The request => Each record is to be transcribed exactly.

Extracted data =>
◇ ◇ ◇

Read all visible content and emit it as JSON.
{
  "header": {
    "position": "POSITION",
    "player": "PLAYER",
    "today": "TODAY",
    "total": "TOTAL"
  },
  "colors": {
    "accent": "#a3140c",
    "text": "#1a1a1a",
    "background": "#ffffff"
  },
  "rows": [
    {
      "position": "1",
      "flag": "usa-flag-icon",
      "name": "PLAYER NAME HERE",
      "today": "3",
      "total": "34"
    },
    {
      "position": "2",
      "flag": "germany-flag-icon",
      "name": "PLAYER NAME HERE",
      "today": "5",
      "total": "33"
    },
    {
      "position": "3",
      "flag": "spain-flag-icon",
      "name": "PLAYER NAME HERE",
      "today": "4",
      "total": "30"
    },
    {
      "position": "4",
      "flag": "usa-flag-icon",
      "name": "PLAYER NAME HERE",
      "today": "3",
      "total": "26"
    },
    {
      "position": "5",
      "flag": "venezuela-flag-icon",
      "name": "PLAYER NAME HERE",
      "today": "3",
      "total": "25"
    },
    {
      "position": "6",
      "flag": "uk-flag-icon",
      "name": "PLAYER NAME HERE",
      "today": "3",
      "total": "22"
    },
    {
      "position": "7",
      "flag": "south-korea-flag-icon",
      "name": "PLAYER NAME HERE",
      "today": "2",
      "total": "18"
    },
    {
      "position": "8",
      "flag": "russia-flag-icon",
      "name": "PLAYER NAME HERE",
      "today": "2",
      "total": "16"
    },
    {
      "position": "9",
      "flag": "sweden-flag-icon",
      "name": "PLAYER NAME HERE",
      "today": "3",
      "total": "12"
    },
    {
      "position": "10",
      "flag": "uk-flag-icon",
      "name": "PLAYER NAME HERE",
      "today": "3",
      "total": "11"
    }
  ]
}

◇ ◇ ◇

Output =>
Read all visible content and emit it as JSON.
{
  "header": {
    "position": "POSITION",
    "player": "PLAYER",
    "today": "TODAY",
    "total": "TOTAL"
  },
  "colors": {
    "accent": "#a3140c",
    "text": "#1a1a1a",
    "background": "#ffffff"
  },
  "rows": [
    {
      "position": "1",
      "flag": "usa-flag-icon",
      "name": "PLAYER NAME HERE",
      "today": "3",
      "total": "34"
    },
    {
      "position": "2",
      "flag": "germany-flag-icon",
      "name": "PLAYER NAME HERE",
      "today": "5",
      "total": "33"
    },
    {
      "position": "3",
      "flag": "spain-flag-icon",
      "name": "PLAYER NAME HERE",
      "today": "4",
      "total": "30"
    },
    {
      "position": "4",
      "flag": "usa-flag-icon",
      "name": "PLAYER NAME HERE",
      "today": "3",
      "total": "26"
    },
    {
      "position": "5",
      "flag": "venezuela-flag-icon",
      "name": "PLAYER NAME HERE",
      "today": "3",
      "total": "25"
    },
    {
      "position": "6",
      "flag": "uk-flag-icon",
      "name": "PLAYER NAME HERE",
      "today": "3",
      "total": "22"
    },
    {
      "position": "7",
      "flag": "south-korea-flag-icon",
      "name": "PLAYER NAME HERE",
      "today": "2",
      "total": "18"
    },
    {
      "position": "8",
      "flag": "russia-flag-icon",
      "name": "PLAYER NAME HERE",
      "today": "2",
      "total": "16"
    },
    {
      "position": "9",
      "flag": "sweden-flag-icon",
      "name": "PLAYER NAME HERE",
      "today": "3",
      "total": "12"
    },
    {
      "position": "10",
      "flag": "uk-flag-icon",
      "name": "PLAYER NAME HERE",
      "today": "3",
      "total": "11"
    }
  ]
}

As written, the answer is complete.